» PROBLEM TO WORK ON
Copy each of the following rows word for word.

» INPUT DATA
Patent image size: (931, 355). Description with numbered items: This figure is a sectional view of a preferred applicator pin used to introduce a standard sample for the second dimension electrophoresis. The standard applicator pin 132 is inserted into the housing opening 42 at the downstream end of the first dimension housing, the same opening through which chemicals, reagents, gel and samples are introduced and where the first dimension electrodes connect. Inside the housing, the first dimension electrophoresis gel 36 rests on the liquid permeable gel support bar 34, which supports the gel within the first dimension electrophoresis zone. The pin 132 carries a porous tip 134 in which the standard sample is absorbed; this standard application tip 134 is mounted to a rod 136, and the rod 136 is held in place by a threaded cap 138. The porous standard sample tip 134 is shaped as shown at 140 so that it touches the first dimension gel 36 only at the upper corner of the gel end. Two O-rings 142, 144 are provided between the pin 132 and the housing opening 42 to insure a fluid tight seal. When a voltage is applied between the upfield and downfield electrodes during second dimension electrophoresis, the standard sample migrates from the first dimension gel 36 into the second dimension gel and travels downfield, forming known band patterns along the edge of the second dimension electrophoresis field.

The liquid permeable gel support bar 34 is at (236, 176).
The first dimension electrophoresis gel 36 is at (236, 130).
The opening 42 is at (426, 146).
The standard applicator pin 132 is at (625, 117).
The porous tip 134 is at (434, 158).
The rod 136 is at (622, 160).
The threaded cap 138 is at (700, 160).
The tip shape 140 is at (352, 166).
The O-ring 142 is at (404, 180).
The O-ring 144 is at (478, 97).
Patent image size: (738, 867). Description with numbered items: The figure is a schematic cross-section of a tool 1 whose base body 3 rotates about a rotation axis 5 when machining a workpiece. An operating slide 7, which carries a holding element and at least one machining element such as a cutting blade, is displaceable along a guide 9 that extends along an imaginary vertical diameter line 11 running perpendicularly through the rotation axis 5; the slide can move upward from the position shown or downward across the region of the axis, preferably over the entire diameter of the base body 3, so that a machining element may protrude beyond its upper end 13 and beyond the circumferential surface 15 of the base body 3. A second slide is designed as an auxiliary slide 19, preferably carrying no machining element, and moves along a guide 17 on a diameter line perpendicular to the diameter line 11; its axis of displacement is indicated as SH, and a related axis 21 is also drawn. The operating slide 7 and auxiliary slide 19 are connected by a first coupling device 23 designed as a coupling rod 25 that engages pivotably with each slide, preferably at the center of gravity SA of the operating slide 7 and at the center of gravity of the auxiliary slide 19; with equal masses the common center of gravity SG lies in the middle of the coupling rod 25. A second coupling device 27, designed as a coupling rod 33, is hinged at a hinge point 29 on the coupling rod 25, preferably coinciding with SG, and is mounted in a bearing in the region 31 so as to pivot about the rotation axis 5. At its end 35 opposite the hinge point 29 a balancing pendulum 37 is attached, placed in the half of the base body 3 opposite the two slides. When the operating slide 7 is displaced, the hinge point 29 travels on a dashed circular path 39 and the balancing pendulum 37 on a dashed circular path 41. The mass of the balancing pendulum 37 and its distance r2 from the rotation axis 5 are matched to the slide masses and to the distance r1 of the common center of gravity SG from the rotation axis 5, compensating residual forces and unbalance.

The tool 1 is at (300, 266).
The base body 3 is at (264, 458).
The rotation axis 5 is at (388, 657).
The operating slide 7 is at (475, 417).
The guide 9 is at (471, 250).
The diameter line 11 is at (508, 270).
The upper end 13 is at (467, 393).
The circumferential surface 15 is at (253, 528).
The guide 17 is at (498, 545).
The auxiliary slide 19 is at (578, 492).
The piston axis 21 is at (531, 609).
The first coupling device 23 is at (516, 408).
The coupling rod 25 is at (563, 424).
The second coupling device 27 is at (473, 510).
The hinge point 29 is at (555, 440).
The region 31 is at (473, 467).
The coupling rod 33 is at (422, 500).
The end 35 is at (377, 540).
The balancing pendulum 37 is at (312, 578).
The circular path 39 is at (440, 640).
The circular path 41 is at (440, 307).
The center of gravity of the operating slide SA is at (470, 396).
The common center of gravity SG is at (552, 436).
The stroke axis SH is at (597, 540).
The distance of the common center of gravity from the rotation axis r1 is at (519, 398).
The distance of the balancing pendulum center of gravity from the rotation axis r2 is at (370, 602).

» RESPONSE BELOW
Patent image size: (931, 355). Description with numbered items: This figure is a sectional view of a preferred applicator pin used to introduce a standard sample for the second dimension electrophoresis. The standard applicator pin 132 is inserted into the housing opening 42 at the downstream end of the first dimension housing, the same opening through which chemicals, reagents, gel and samples are introduced and where the first dimension electrodes connect. Inside the housing, the first dimension electrophoresis gel 36 rests on the liquid permeable gel support bar 34, which supports the gel within the first dimension electrophoresis zone. The pin 132 carries a porous tip 134 in which the standard sample is absorbed; this standard application tip 134 is mounted to a rod 136, and the rod 136 is held in place by a threaded cap 138. The porous standard sample tip 134 is shaped as shown at 140 so that it touches the first dimension gel 36 only at the upper corner of the gel end. Two O-rings 142, 144 are provided between the pin 132 and the housing opening 42 to insure a fluid tight seal. When a voltage is applied between the upfield and downfield electrodes during second dimension electrophoresis, the standard sample migrates from the first dimension gel 36 into the second dimension gel and travels downfield, forming known band patterns along the edge of the second dimension electrophoresis field.

The liquid permeable gel support bar 34 is at (236, 176).
The first dimension electrophoresis gel 36 is at (236, 130).
The opening 42 is at (426, 146).
The standard applicator pin 132 is at (625, 117).
The porous tip 134 is at (434, 158).
The rod 136 is at (622, 160).
The threaded cap 138 is at (700, 160).
The tip shape 140 is at (352, 166).
The O-ring 142 is at (404, 180).
The O-ring 144 is at (478, 97).
Patent image size: (738, 867). Description with numbered items: The figure is a schematic cross-section of a tool 1 whose base body 3 rotates about a rotation axis 5 when machining a workpiece. An operating slide 7, which carries a holding element and at least one machining element such as a cutting blade, is displaceable along a guide 9 that extends along an imaginary vertical diameter line 11 running perpendicularly through the rotation axis 5; the slide can move upward from the position shown or downward across the region of the axis, preferably over the entire diameter of the base body 3, so that a machining element may protrude beyond its upper end 13 and beyond the circumferential surface 15 of the base body 3. A second slide is designed as an auxiliary slide 19, preferably carrying no machining element, and moves along a guide 17 on a diameter line perpendicular to the diameter line 11; its axis of displacement is indicated as SH, and a related axis 21 is also drawn. The operating slide 7 and auxiliary slide 19 are connected by a first coupling device 23 designed as a coupling rod 25 that engages pivotably with each slide, preferably at the center of gravity SA of the operating slide 7 and at the center of gravity of the auxiliary slide 19; with equal masses the common center of gravity SG lies in the middle of the coupling rod 25. A second coupling device 27, designed as a coupling rod 33, is hinged at a hinge point 29 on the coupling rod 25, preferably coinciding with SG, and is mounted in a bearing in the region 31 so as to pivot about the rotation axis 5. At its end 35 opposite the hinge point 29 a balancing pendulum 37 is attached, placed in the half of the base body 3 opposite the two slides. When the operating slide 7 is displaced, the hinge point 29 travels on a dashed circular path 39 and the balancing pendulum 37 on a dashed circular path 41. The mass of the balancing pendulum 37 and its distance r2 from the rotation axis 5 are matched to the slide masses and to the distance r1 of the common center of gravity SG from the rotation axis 5, compensating residual forces and unbalance.

The tool 1 is at (300, 266).
The base body 3 is at (264, 458).
The rotation axis 5 is at (388, 657).
The operating slide 7 is at (475, 417).
The guide 9 is at (471, 250).
The diameter line 11 is at (508, 270).
The upper end 13 is at (467, 393).
The circumferential surface 15 is at (253, 528).
The guide 17 is at (498, 545).
The auxiliary slide 19 is at (578, 492).
The piston axis 21 is at (531, 609).
The first coupling device 23 is at (516, 408).
The coupling rod 25 is at (563, 424).
The second coupling device 27 is at (473, 510).
The hinge point 29 is at (555, 440).
The region 31 is at (473, 467).
The coupling rod 33 is at (422, 500).
The end 35 is at (377, 540).
The balancing pendulum 37 is at (312, 578).
The circular path 39 is at (440, 640).
The circular path 41 is at (440, 307).
The center of gravity of the operating slide SA is at (470, 396).
The common center of gravity SG is at (552, 436).
The stroke axis SH is at (597, 540).
The distance of the common center of gravity from the rotation axis r1 is at (519, 398).
The distance of the balancing pendulum center of gravity from the rotation axis r2 is at (370, 602).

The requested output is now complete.